--- Task input ---
----------------------------------------

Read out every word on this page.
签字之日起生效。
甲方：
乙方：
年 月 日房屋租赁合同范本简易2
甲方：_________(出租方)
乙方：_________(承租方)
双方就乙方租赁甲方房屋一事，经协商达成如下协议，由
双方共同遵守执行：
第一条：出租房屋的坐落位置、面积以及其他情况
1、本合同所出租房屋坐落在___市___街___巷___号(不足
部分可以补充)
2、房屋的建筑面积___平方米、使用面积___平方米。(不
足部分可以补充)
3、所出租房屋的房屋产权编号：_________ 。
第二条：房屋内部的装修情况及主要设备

----------------------------------------

--- Aim of the exercise ---
Reproduce the records word for word.

--- Answer below ---
Read out every word on this page.
签字之日起生效。
甲方：
乙方：
年 月 日房屋租赁合同范本简易2
甲方：_________(出租方)
乙方：_________(承租方)
双方就乙方租赁甲方房屋一事，经协商达成如下协议，由
双方共同遵守执行：
第一条：出租房屋的坐落位置、面积以及其他情况
1、本合同所出租房屋坐落在___市___街___巷___号(不足
部分可以补充)
2、房屋的建筑面积___平方米、使用面积___平方米。(不
足部分可以补充)
3、所出租房屋的房屋产权编号：_________ 。
第二条：房屋内部的装修情况及主要设备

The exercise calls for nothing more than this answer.